According to the article on Leslie Feinberg's death, which award did Stone Butch Blues win in 1994?

- **EXCERPT PROVIDED**
⁂
The LGBT community mourns the loss of Leslie Feinberg – trans activist, revolutionary and author of ‘Stone Butch Blues’.
Feinberg, who identified as “white, working class, secular Jewish, transgender lesbian” and preferred the use of the gender neutral “ze/hir” pronouns, died from of complications due to tick-borne infections, including chronic Lyme disease which ze has suffered from since the 1970s. Feinberg died in hir home in Syracuse, New York with hir widow Minnie Bruce Pratt by hir side. Hir last words were, “Remember me as a revolutionary communist.”
Feinberg rose to prominence in the early 90s with the release of hir novel Stone Butch Blues, which examines femme and butch culture in the 1960s through the coming of age story of Jess Goldberg, a butch teen who runs away from home and discovers the LGBT subculture. Initially gaining success underground, the book spread to mainstream and sold by the hundreds of thousands. It won numerous awards, including the Stonewall Book Award in 1994 and is widely regarded at one of the most outstanding pieces of LGBT literature.
During hir career, Feinberg penned five other novels.
Feinberg was also the first theorist to advance a Marxist concept of “transgender liberation.” Hir work heavily impacted popular culture, academic research, and political organising.
At the time of hir death, Feinberg was preparing to release the 20th anniversary edition of Stone Butch Blues.
⁂
- **DATASET EXTRACT**
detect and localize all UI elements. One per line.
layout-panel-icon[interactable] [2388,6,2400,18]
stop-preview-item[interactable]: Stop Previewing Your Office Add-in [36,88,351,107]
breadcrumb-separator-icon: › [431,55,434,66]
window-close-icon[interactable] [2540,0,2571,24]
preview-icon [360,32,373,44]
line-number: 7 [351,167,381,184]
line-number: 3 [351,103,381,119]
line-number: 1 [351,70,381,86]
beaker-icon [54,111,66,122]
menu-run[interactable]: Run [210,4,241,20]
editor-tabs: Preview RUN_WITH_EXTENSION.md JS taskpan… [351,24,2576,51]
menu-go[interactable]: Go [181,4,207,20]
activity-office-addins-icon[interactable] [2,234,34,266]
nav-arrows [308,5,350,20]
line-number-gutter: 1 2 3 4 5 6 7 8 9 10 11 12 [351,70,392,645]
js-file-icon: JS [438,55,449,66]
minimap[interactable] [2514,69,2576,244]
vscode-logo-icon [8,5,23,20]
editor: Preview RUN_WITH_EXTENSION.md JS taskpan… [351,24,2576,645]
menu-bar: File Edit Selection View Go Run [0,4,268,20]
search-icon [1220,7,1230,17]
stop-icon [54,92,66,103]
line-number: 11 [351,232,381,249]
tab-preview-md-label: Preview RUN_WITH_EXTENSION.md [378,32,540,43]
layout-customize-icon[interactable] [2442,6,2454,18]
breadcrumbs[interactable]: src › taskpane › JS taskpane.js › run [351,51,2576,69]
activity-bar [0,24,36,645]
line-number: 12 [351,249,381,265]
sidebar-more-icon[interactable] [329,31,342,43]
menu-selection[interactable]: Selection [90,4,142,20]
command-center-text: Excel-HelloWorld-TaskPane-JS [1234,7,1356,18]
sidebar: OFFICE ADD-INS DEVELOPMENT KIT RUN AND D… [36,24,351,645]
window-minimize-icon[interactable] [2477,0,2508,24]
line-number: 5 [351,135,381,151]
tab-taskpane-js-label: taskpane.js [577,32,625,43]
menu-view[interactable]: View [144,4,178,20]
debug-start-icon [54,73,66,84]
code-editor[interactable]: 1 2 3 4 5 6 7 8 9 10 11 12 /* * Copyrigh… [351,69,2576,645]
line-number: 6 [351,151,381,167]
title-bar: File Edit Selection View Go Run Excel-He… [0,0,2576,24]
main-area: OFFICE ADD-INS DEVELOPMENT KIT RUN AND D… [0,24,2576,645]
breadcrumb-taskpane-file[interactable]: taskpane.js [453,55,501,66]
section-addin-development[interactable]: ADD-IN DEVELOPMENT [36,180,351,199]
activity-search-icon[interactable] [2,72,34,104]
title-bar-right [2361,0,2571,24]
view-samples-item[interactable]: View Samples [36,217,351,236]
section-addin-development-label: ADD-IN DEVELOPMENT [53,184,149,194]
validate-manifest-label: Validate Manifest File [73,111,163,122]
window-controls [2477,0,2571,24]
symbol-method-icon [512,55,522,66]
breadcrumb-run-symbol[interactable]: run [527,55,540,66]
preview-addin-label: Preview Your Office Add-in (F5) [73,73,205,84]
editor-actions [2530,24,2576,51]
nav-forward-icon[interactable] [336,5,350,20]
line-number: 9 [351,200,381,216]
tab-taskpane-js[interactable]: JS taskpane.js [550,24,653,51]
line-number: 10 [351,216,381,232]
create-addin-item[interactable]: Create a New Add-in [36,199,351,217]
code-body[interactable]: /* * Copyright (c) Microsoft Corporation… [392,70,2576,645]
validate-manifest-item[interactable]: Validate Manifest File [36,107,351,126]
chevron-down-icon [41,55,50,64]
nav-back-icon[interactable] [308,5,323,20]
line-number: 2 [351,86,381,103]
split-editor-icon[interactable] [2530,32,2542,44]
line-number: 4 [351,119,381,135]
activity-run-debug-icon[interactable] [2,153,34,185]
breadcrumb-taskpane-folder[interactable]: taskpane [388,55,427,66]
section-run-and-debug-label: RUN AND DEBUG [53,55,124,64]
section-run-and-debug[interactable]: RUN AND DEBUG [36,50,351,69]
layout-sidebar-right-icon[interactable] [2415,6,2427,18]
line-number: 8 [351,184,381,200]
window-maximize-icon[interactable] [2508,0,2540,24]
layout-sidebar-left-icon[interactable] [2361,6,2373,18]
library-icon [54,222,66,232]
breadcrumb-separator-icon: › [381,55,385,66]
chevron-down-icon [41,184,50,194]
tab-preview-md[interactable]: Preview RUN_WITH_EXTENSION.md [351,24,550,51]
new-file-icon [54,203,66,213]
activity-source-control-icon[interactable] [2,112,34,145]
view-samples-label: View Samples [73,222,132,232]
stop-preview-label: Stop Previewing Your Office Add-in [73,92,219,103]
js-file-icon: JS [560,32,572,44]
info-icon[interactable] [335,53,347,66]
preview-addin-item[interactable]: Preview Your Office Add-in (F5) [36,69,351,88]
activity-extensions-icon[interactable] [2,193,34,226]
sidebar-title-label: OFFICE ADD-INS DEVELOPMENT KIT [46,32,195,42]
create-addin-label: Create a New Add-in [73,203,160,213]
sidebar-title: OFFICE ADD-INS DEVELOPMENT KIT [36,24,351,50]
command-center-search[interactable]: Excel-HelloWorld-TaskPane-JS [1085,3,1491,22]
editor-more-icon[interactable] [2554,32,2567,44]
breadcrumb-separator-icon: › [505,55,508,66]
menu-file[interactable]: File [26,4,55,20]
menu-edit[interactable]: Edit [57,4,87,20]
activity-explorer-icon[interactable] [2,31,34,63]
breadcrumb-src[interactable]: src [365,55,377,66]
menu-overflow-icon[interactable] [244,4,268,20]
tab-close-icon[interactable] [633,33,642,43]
⁂
- **RESULT OF THIS EXERCISE**
The Stonewall Book Award.